## Figure record extracts
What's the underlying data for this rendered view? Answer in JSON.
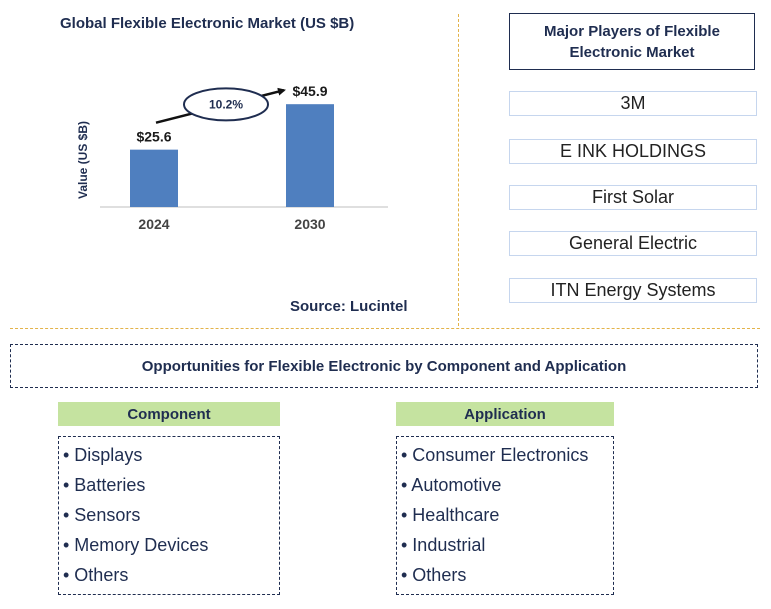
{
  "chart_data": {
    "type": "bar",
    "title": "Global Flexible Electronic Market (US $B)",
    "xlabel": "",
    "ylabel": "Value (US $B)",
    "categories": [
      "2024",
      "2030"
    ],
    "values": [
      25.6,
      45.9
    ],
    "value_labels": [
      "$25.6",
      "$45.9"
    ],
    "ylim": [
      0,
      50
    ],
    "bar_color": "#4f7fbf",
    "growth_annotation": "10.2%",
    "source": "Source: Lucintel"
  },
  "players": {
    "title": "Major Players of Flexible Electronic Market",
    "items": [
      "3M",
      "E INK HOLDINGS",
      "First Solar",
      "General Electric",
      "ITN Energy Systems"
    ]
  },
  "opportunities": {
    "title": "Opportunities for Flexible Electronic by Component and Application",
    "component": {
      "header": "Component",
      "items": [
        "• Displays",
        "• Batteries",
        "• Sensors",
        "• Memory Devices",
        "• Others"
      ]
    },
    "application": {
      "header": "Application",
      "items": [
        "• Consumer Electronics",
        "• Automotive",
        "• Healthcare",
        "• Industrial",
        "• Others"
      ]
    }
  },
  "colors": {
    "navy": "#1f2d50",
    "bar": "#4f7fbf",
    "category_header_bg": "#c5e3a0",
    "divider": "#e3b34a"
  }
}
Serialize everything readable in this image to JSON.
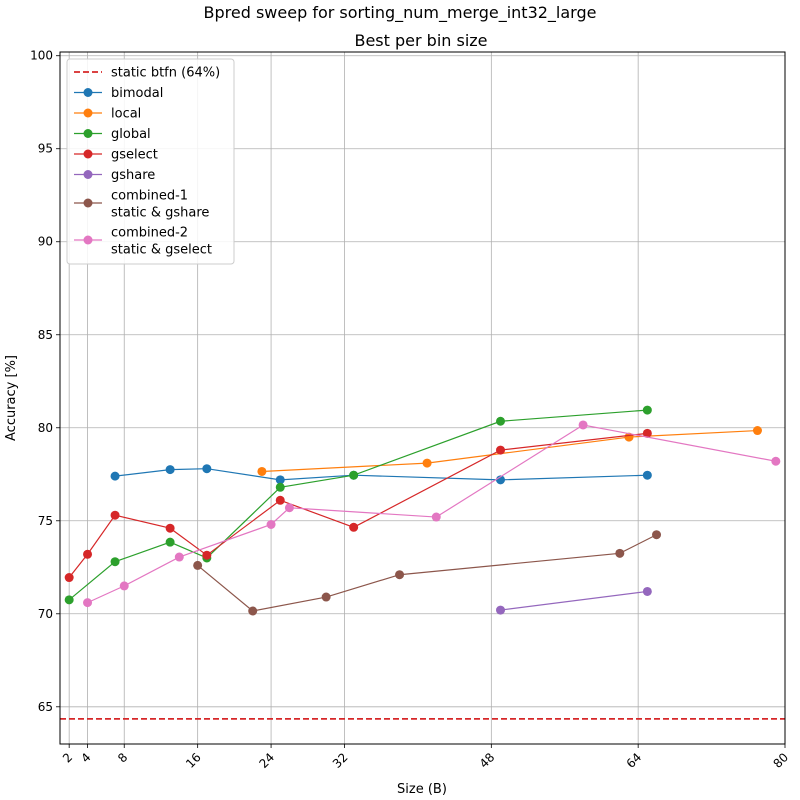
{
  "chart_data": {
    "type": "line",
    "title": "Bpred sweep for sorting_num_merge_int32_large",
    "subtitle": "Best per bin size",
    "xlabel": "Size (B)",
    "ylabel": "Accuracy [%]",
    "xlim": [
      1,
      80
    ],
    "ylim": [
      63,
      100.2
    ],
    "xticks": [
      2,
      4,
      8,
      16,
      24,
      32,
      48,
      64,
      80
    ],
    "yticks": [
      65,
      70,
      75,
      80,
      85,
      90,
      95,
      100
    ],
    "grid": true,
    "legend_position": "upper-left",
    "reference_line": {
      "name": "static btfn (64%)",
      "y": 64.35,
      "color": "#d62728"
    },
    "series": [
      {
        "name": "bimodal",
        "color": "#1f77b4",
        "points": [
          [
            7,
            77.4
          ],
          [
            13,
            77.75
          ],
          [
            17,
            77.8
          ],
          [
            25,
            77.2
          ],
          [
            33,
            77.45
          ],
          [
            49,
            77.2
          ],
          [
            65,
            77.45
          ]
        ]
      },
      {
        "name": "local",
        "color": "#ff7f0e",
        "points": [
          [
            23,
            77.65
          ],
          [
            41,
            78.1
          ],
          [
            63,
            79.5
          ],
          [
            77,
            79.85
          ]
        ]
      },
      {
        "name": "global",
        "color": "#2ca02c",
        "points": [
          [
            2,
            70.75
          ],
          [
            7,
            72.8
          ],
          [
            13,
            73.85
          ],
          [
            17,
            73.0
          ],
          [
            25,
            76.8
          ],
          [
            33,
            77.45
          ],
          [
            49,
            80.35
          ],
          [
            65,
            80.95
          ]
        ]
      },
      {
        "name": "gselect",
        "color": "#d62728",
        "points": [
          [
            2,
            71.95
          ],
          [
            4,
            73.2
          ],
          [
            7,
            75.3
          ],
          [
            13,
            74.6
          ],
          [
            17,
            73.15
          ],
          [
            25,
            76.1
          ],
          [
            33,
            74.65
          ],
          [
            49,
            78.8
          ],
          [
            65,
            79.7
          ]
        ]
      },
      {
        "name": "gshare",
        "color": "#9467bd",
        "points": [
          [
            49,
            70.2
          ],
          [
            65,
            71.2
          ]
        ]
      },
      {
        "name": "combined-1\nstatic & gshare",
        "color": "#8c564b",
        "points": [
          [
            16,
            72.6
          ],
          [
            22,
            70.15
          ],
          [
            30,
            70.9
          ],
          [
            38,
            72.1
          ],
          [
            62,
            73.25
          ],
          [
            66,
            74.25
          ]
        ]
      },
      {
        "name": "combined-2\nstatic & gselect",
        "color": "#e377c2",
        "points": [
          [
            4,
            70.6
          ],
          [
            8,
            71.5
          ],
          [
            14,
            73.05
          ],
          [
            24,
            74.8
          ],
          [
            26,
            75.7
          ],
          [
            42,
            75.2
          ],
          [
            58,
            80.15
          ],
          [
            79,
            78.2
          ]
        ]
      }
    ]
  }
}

==

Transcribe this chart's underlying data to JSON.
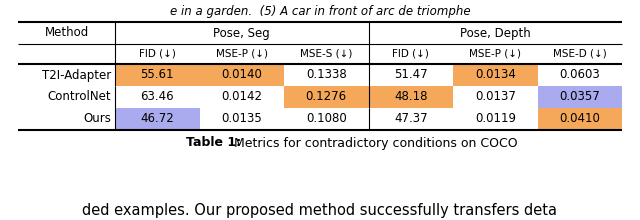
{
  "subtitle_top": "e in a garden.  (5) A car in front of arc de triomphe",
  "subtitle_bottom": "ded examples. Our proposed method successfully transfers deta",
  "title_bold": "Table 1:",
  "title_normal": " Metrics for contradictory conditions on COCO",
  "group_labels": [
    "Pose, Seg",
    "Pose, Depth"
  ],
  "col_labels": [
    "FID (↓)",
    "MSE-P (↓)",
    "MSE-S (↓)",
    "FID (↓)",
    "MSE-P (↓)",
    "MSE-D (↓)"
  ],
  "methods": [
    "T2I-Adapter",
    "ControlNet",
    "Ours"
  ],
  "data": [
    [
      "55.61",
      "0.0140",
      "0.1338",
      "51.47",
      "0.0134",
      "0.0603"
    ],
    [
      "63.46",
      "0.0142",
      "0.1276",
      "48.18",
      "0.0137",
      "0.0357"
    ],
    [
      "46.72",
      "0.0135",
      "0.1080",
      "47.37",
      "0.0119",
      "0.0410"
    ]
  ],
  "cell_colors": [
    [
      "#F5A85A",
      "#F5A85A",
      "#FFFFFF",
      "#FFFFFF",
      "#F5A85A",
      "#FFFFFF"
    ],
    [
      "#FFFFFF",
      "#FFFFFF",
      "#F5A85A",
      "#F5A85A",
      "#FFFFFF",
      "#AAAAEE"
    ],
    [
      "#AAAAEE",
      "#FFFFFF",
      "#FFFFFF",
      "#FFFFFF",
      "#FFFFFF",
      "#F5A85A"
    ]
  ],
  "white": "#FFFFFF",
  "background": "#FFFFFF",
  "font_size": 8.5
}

## DIRECTION
From the material above, copy each line that includes the word "underlying".

## EXERCISE RESULT
What's the underlying data for this rendered view? Answer in JSON.
Transcribe this chart's underlying data to JSON.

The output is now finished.